▶ [Layout element entries]:
* Begin *

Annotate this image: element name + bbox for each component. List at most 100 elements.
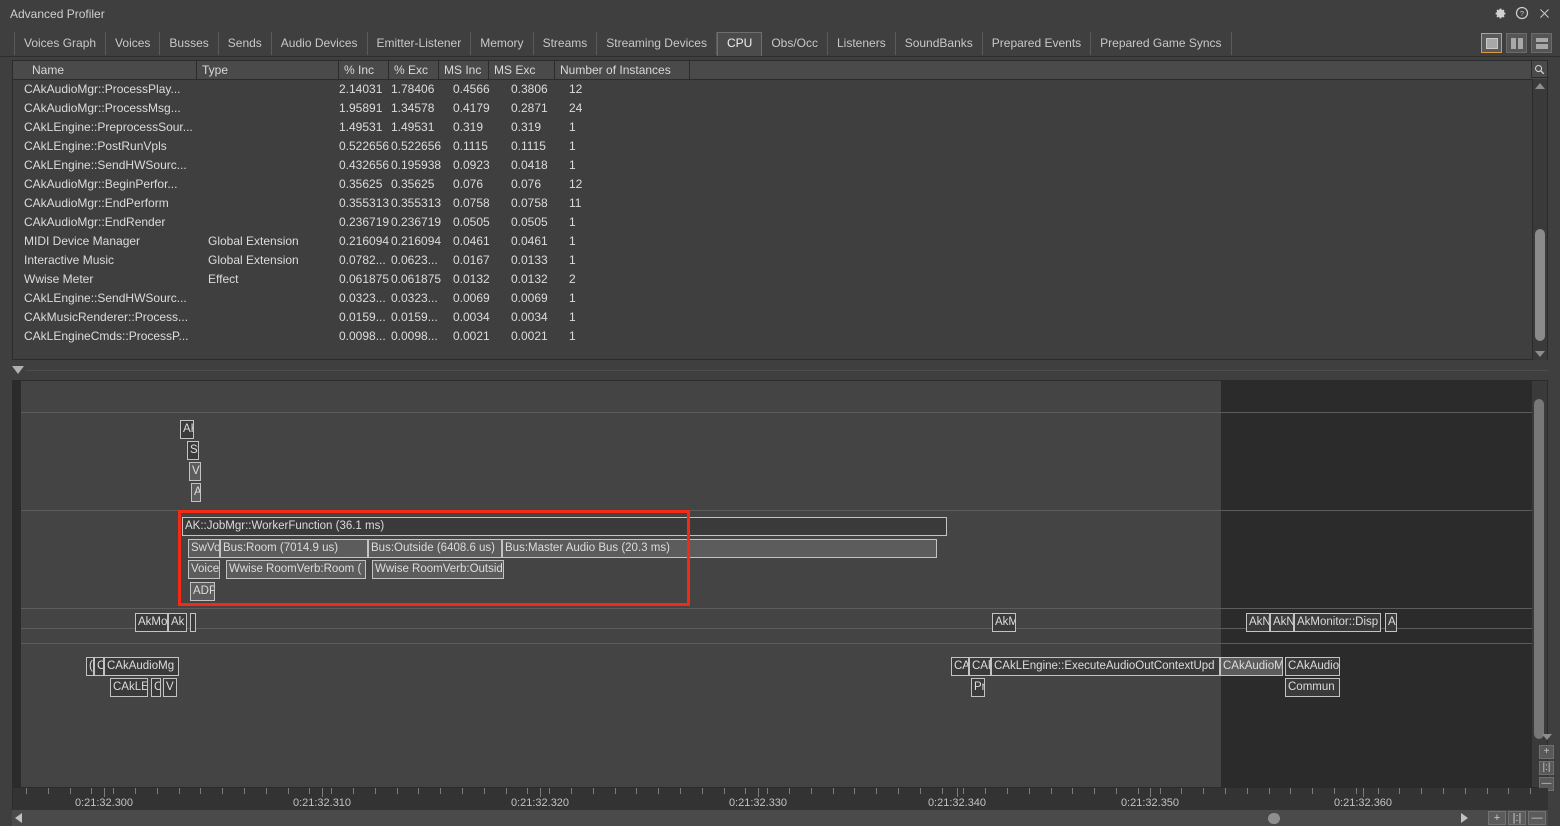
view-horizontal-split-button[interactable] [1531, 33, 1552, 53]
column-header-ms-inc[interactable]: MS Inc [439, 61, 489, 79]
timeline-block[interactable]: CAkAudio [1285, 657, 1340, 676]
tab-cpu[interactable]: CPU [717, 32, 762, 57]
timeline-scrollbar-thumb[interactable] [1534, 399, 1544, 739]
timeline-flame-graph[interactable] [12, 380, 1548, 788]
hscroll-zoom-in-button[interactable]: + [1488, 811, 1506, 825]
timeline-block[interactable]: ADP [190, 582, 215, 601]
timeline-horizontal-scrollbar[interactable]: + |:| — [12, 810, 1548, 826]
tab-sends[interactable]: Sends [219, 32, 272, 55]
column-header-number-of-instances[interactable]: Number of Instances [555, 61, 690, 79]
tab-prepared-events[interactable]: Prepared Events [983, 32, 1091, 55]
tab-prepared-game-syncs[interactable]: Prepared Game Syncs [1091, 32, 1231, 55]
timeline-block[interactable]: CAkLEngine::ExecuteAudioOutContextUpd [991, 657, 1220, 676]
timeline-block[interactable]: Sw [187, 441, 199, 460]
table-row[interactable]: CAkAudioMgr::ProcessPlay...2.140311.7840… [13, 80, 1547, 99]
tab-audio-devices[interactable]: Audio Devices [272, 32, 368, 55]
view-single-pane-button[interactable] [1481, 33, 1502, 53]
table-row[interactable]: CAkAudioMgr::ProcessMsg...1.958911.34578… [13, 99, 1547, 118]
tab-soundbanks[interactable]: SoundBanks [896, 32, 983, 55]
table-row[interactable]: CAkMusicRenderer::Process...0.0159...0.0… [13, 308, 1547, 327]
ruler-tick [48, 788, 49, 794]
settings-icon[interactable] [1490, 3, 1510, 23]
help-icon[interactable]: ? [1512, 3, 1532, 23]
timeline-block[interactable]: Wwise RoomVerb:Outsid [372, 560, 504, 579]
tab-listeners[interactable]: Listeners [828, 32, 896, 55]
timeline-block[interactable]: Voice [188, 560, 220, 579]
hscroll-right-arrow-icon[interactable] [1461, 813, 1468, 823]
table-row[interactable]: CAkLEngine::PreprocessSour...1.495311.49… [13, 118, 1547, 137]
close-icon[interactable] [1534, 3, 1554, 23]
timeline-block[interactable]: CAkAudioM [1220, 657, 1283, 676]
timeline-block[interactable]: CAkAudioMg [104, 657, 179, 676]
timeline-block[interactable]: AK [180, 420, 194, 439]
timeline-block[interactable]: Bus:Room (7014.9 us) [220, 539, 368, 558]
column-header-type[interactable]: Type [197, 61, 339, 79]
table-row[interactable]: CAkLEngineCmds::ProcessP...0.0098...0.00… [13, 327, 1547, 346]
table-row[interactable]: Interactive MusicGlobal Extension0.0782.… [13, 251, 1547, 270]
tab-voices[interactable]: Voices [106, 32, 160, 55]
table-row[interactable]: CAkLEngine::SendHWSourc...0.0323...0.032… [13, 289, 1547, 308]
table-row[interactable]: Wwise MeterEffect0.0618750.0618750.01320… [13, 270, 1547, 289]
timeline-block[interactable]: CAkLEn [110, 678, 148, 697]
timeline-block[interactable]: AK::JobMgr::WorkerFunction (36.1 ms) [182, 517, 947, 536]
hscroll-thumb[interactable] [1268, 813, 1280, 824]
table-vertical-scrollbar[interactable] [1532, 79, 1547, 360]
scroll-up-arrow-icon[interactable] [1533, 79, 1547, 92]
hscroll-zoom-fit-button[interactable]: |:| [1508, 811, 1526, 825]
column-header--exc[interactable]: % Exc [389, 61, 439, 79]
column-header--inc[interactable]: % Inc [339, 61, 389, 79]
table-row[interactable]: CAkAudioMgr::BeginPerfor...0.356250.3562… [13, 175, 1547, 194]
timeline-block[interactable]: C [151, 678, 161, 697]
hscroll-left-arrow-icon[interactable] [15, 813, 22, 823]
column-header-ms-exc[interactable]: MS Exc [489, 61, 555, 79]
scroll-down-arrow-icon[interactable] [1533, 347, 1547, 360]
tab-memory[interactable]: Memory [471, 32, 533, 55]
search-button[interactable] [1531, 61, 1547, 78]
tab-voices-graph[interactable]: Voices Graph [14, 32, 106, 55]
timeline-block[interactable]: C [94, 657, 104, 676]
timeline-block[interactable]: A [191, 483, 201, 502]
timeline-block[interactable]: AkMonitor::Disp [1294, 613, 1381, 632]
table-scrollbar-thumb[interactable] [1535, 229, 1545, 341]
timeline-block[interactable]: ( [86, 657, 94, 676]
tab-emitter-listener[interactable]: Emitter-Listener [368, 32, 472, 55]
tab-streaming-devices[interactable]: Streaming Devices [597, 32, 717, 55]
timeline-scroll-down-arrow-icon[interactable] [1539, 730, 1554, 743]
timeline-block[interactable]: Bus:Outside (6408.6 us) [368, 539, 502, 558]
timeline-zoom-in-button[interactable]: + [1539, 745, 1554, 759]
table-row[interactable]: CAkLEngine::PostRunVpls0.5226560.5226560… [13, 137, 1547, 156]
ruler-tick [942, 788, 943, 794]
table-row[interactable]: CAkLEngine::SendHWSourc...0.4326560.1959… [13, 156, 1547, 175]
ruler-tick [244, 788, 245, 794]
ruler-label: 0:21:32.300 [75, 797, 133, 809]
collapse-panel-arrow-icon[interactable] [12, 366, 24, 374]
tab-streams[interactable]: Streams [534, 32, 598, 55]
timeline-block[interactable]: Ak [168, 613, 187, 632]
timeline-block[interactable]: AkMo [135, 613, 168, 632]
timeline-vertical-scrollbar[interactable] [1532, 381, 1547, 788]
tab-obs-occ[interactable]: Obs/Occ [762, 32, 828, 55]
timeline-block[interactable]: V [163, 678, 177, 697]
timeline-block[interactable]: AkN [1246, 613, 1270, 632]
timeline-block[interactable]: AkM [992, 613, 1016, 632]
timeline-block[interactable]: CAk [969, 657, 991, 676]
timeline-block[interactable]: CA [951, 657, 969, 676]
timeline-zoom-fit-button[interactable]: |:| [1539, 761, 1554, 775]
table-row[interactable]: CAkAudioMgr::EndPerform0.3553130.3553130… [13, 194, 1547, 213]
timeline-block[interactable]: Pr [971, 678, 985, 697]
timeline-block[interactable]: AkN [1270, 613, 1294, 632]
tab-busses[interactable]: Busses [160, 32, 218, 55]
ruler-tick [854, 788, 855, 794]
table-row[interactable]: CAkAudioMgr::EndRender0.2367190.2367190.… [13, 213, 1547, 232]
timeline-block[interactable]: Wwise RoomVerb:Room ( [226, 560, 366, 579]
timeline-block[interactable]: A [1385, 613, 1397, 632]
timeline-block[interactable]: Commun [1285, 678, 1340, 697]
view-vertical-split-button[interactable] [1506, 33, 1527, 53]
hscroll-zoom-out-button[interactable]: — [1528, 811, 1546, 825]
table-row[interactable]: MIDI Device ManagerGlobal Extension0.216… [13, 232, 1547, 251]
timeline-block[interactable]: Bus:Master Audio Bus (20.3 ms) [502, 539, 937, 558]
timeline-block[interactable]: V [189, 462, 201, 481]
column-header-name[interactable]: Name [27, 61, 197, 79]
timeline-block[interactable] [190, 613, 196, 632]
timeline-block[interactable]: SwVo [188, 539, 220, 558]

* End *
* Begin *

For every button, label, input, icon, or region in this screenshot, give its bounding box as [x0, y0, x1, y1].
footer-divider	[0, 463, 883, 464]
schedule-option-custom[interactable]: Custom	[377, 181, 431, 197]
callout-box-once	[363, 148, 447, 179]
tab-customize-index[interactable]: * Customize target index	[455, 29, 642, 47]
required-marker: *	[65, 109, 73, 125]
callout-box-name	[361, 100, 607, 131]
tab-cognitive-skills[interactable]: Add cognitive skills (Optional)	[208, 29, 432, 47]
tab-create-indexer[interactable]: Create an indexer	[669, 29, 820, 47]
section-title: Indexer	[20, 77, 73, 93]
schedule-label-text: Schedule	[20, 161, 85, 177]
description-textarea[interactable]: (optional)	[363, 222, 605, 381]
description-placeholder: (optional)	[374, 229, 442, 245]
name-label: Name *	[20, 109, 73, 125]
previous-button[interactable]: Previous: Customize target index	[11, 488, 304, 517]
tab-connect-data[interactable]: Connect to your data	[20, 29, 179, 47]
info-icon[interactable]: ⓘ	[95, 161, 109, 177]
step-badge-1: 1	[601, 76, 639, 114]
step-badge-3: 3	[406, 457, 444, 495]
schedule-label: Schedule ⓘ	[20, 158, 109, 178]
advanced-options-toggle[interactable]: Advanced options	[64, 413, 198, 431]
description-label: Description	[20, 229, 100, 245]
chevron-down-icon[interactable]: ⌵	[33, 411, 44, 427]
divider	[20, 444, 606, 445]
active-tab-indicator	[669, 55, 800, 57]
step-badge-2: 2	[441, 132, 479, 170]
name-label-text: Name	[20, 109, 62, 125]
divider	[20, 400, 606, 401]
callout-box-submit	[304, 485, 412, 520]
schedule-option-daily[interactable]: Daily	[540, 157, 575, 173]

* End *
* Begin *

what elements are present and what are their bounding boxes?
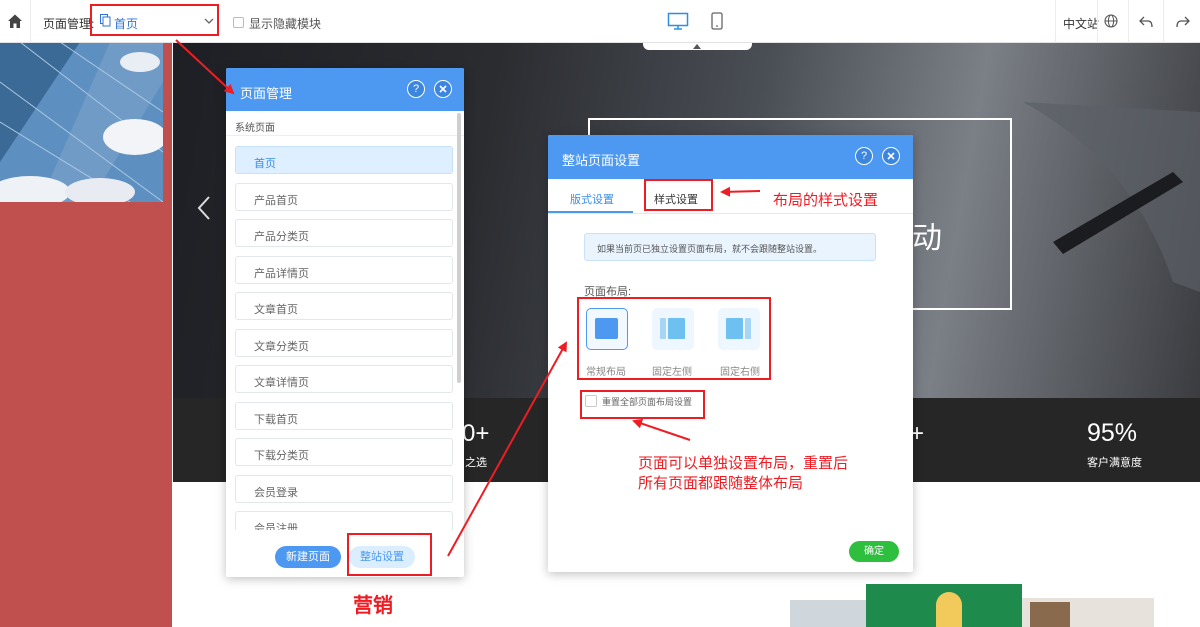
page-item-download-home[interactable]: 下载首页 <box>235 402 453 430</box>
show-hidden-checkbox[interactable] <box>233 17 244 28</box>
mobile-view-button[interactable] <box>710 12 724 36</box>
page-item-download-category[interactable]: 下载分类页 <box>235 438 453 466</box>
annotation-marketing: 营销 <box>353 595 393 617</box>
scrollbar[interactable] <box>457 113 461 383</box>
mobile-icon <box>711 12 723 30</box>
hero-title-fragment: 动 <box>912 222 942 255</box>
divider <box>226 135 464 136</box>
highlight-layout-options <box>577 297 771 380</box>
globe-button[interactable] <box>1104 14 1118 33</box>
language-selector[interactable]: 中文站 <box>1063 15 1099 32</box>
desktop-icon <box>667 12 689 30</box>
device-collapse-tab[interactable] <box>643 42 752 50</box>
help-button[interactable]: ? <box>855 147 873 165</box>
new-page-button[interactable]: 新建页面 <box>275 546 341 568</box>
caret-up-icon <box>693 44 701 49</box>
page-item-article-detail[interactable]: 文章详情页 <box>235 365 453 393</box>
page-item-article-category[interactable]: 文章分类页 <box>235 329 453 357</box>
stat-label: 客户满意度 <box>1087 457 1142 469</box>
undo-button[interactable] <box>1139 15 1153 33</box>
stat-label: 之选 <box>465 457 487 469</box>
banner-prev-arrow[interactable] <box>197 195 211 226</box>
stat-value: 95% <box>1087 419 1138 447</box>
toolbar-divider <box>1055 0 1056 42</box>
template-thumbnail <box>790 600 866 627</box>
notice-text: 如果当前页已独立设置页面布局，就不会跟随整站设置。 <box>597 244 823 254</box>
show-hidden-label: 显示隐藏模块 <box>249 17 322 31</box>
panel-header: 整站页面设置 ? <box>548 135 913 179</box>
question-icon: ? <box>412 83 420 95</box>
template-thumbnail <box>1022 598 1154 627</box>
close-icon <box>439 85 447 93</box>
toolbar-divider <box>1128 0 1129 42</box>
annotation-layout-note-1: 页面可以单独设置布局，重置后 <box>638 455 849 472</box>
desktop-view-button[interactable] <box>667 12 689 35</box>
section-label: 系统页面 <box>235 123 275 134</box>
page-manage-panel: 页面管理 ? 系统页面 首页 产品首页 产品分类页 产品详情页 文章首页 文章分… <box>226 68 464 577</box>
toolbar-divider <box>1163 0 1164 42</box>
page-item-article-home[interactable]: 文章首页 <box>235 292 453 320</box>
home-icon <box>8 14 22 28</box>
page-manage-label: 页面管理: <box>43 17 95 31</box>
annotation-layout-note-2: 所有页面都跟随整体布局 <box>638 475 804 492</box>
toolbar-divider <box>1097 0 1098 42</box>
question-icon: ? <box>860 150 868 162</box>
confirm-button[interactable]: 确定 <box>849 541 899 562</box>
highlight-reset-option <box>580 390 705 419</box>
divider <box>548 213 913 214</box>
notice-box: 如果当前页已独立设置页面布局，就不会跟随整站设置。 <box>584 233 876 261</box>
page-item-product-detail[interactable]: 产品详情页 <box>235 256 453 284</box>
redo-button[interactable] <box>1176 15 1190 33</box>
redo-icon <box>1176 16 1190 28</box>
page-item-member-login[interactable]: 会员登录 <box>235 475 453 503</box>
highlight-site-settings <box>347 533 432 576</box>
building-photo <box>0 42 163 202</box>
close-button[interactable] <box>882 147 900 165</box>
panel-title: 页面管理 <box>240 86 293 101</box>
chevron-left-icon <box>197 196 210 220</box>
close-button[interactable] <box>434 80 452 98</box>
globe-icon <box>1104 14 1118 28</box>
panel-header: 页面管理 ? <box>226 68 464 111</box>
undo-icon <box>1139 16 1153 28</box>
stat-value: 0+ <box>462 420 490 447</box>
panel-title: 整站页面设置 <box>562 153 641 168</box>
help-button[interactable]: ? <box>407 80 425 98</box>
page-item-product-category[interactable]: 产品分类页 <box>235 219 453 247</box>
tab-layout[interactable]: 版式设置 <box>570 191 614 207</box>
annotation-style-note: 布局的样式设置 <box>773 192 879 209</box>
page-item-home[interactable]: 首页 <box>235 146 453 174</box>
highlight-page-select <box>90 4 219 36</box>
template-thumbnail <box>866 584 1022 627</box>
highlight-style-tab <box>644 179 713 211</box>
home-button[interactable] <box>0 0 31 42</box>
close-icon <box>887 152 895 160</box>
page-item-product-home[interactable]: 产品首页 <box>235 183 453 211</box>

* End *

Repeat the stretch of lines above from the line containing "view-horizontal-split-button[interactable] [1531, 33, 1552, 53]" through the line containing "close-icon[interactable] [1534, 3, 1554, 23]", including both of those lines.

view-horizontal-split-button[interactable] [1531, 33, 1552, 53]
column-header-ms-inc[interactable]: MS Inc [439, 61, 489, 79]
timeline-block[interactable]: CAkAudio [1285, 657, 1340, 676]
tab-cpu[interactable]: CPU [717, 32, 762, 57]
timeline-scrollbar-thumb[interactable] [1534, 399, 1544, 739]
timeline-flame-graph[interactable] [12, 380, 1548, 788]
hscroll-zoom-in-button[interactable]: + [1488, 811, 1506, 825]
timeline-block[interactable]: ADP [190, 582, 215, 601]
timeline-horizontal-scrollbar[interactable]: + |:| — [12, 810, 1548, 826]
tab-sends[interactable]: Sends [219, 32, 272, 55]
column-header-number-of-instances[interactable]: Number of Instances [555, 61, 690, 79]
tab-prepared-events[interactable]: Prepared Events [983, 32, 1091, 55]
tab-prepared-game-syncs[interactable]: Prepared Game Syncs [1091, 32, 1231, 55]
timeline-block[interactable]: CAkLEngine::ExecuteAudioOutContextUpd [991, 657, 1220, 676]
timeline-block[interactable]: Sw [187, 441, 199, 460]
table-row[interactable]: CAkAudioMgr::ProcessPlay...2.140311.7840… [13, 80, 1547, 99]
tab-audio-devices[interactable]: Audio Devices [272, 32, 368, 55]
view-single-pane-button[interactable] [1481, 33, 1502, 53]
table-row[interactable]: CAkAudioMgr::ProcessMsg...1.958911.34578… [13, 99, 1547, 118]
tab-soundbanks[interactable]: SoundBanks [896, 32, 983, 55]
table-row[interactable]: CAkMusicRenderer::Process...0.0159...0.0… [13, 308, 1547, 327]
ruler-tick [48, 788, 49, 794]
settings-icon[interactable] [1490, 3, 1510, 23]
help-icon[interactable]: ? [1512, 3, 1532, 23]
timeline-block[interactable]: Wwise RoomVerb:Outsid [372, 560, 504, 579]
tab-listeners[interactable]: Listeners [828, 32, 896, 55]
timeline-block[interactable]: Voice [188, 560, 220, 579]
hscroll-right-arrow-icon[interactable] [1461, 813, 1468, 823]
table-row[interactable]: CAkLEngine::PreprocessSour...1.495311.49… [13, 118, 1547, 137]
close-icon[interactable] [1534, 3, 1554, 23]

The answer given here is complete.